[What is required]: Exclude the pictures, then copy all remaining records exactly.

* START Data provided *

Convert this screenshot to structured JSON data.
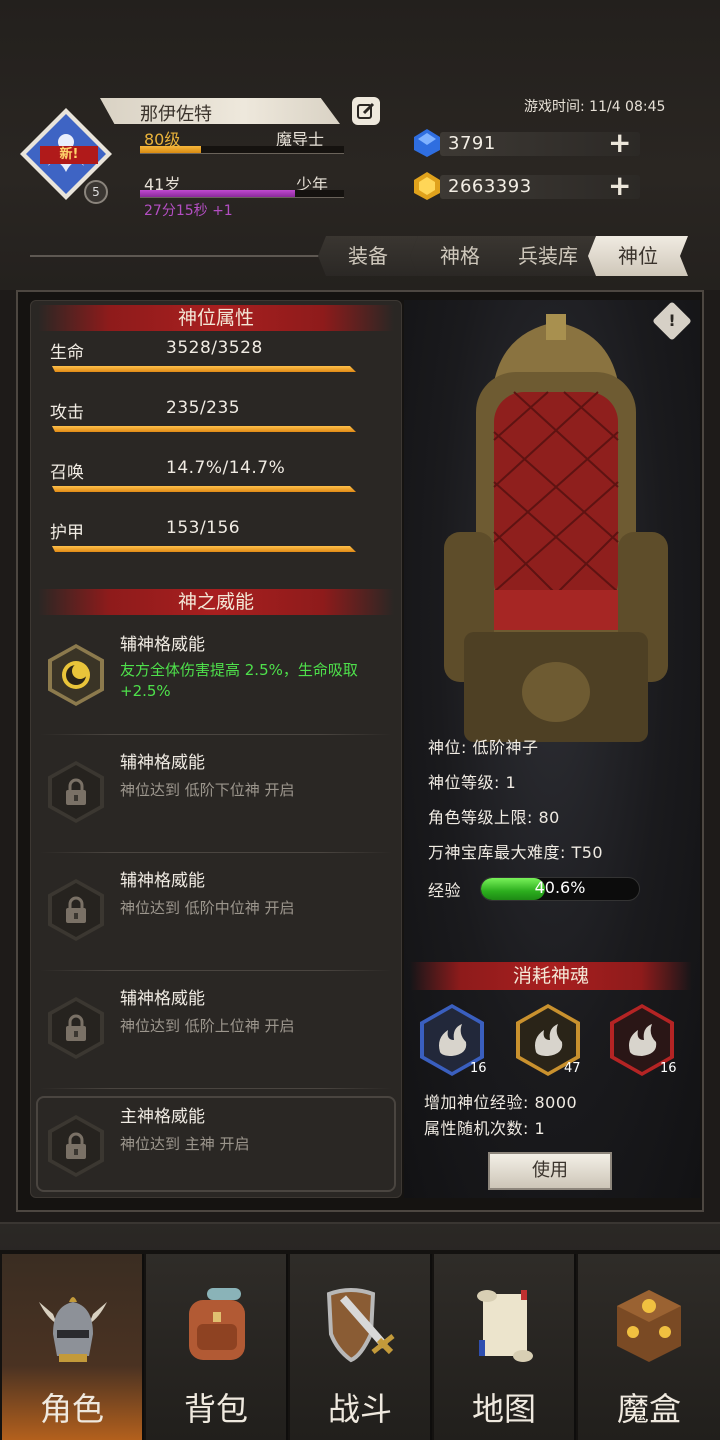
{
  "header": {
    "avatar_badge": "新!",
    "avatar_level": "5",
    "player_name": "那伊佐特",
    "level_text": "80级",
    "class_text": "魔导士",
    "level_progress": 0.3,
    "age_text": "41岁",
    "age_stage": "少年",
    "age_progress": 0.76,
    "age_timer": "27分15秒 +1",
    "game_time": "游戏时间: 11/4 08:45"
  },
  "resources": [
    {
      "icon": "blue-gem-icon",
      "value": "3791"
    },
    {
      "icon": "gold-coin-icon",
      "value": "2663393"
    }
  ],
  "tabs": [
    {
      "label": "装备",
      "active": false
    },
    {
      "label": "神格",
      "active": false
    },
    {
      "label": "兵装库",
      "active": false
    },
    {
      "label": "神位",
      "active": true
    }
  ],
  "attributes": {
    "title": "神位属性",
    "items": [
      {
        "label": "生命",
        "value": "3528/3528"
      },
      {
        "label": "攻击",
        "value": "235/235"
      },
      {
        "label": "召唤",
        "value": "14.7%/14.7%"
      },
      {
        "label": "护甲",
        "value": "153/156"
      }
    ]
  },
  "powers": {
    "title": "神之威能",
    "items": [
      {
        "title": "辅神格威能",
        "desc": "友方全体伤害提高 2.5%，生命吸取+2.5%",
        "unlocked": true
      },
      {
        "title": "辅神格威能",
        "desc": "神位达到 低阶下位神 开启",
        "unlocked": false
      },
      {
        "title": "辅神格威能",
        "desc": "神位达到 低阶中位神 开启",
        "unlocked": false
      },
      {
        "title": "辅神格威能",
        "desc": "神位达到 低阶上位神 开启",
        "unlocked": false
      },
      {
        "title": "主神格威能",
        "desc": "神位达到 主神 开启",
        "unlocked": false
      }
    ]
  },
  "god_info": {
    "rank": "神位: 低阶神子",
    "rank_level": "神位等级: 1",
    "level_cap": "角色等级上限: 80",
    "vault_difficulty": "万神宝库最大难度: T50",
    "exp_label": "经验",
    "exp_percent": 0.406,
    "exp_text": "40.6%"
  },
  "consume": {
    "title": "消耗神魂",
    "souls": [
      {
        "count": "16",
        "color": "#3a5fbf"
      },
      {
        "count": "47",
        "color": "#c9912e"
      },
      {
        "count": "16",
        "color": "#b42424"
      }
    ],
    "exp_gain": "增加神位经验: 8000",
    "reroll": "属性随机次数: 1",
    "use_label": "使用"
  },
  "nav": [
    {
      "label": "角色",
      "icon": "helmet-icon",
      "active": true
    },
    {
      "label": "背包",
      "icon": "backpack-icon",
      "active": false
    },
    {
      "label": "战斗",
      "icon": "sword-shield-icon",
      "active": false
    },
    {
      "label": "地图",
      "icon": "scroll-map-icon",
      "active": false
    },
    {
      "label": "魔盒",
      "icon": "magic-box-icon",
      "active": false
    }
  ]
}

* END Data provided *

[Correct response]:
Convert this screenshot to structured JSON data.
{
  "header": {
    "avatar_badge": "新!",
    "avatar_level": "5",
    "player_name": "那伊佐特",
    "level_text": "80级",
    "class_text": "魔导士",
    "level_progress": 0.3,
    "age_text": "41岁",
    "age_stage": "少年",
    "age_progress": 0.76,
    "age_timer": "27分15秒 +1",
    "game_time": "游戏时间: 11/4 08:45"
  },
  "resources": [
    {
      "icon": "blue-gem-icon",
      "value": "3791"
    },
    {
      "icon": "gold-coin-icon",
      "value": "2663393"
    }
  ],
  "tabs": [
    {
      "label": "装备",
      "active": false
    },
    {
      "label": "神格",
      "active": false
    },
    {
      "label": "兵装库",
      "active": false
    },
    {
      "label": "神位",
      "active": true
    }
  ],
  "attributes": {
    "title": "神位属性",
    "items": [
      {
        "label": "生命",
        "value": "3528/3528"
      },
      {
        "label": "攻击",
        "value": "235/235"
      },
      {
        "label": "召唤",
        "value": "14.7%/14.7%"
      },
      {
        "label": "护甲",
        "value": "153/156"
      }
    ]
  },
  "powers": {
    "title": "神之威能",
    "items": [
      {
        "title": "辅神格威能",
        "desc": "友方全体伤害提高 2.5%，生命吸取+2.5%",
        "unlocked": true
      },
      {
        "title": "辅神格威能",
        "desc": "神位达到 低阶下位神 开启",
        "unlocked": false
      },
      {
        "title": "辅神格威能",
        "desc": "神位达到 低阶中位神 开启",
        "unlocked": false
      },
      {
        "title": "辅神格威能",
        "desc": "神位达到 低阶上位神 开启",
        "unlocked": false
      },
      {
        "title": "主神格威能",
        "desc": "神位达到 主神 开启",
        "unlocked": false
      }
    ]
  },
  "god_info": {
    "rank": "神位: 低阶神子",
    "rank_level": "神位等级: 1",
    "level_cap": "角色等级上限: 80",
    "vault_difficulty": "万神宝库最大难度: T50",
    "exp_label": "经验",
    "exp_percent": 0.406,
    "exp_text": "40.6%"
  },
  "consume": {
    "title": "消耗神魂",
    "souls": [
      {
        "count": "16",
        "color": "#3a5fbf"
      },
      {
        "count": "47",
        "color": "#c9912e"
      },
      {
        "count": "16",
        "color": "#b42424"
      }
    ],
    "exp_gain": "增加神位经验: 8000",
    "reroll": "属性随机次数: 1",
    "use_label": "使用"
  },
  "nav": [
    {
      "label": "角色",
      "icon": "helmet-icon",
      "active": true
    },
    {
      "label": "背包",
      "icon": "backpack-icon",
      "active": false
    },
    {
      "label": "战斗",
      "icon": "sword-shield-icon",
      "active": false
    },
    {
      "label": "地图",
      "icon": "scroll-map-icon",
      "active": false
    },
    {
      "label": "魔盒",
      "icon": "magic-box-icon",
      "active": false
    }
  ]
}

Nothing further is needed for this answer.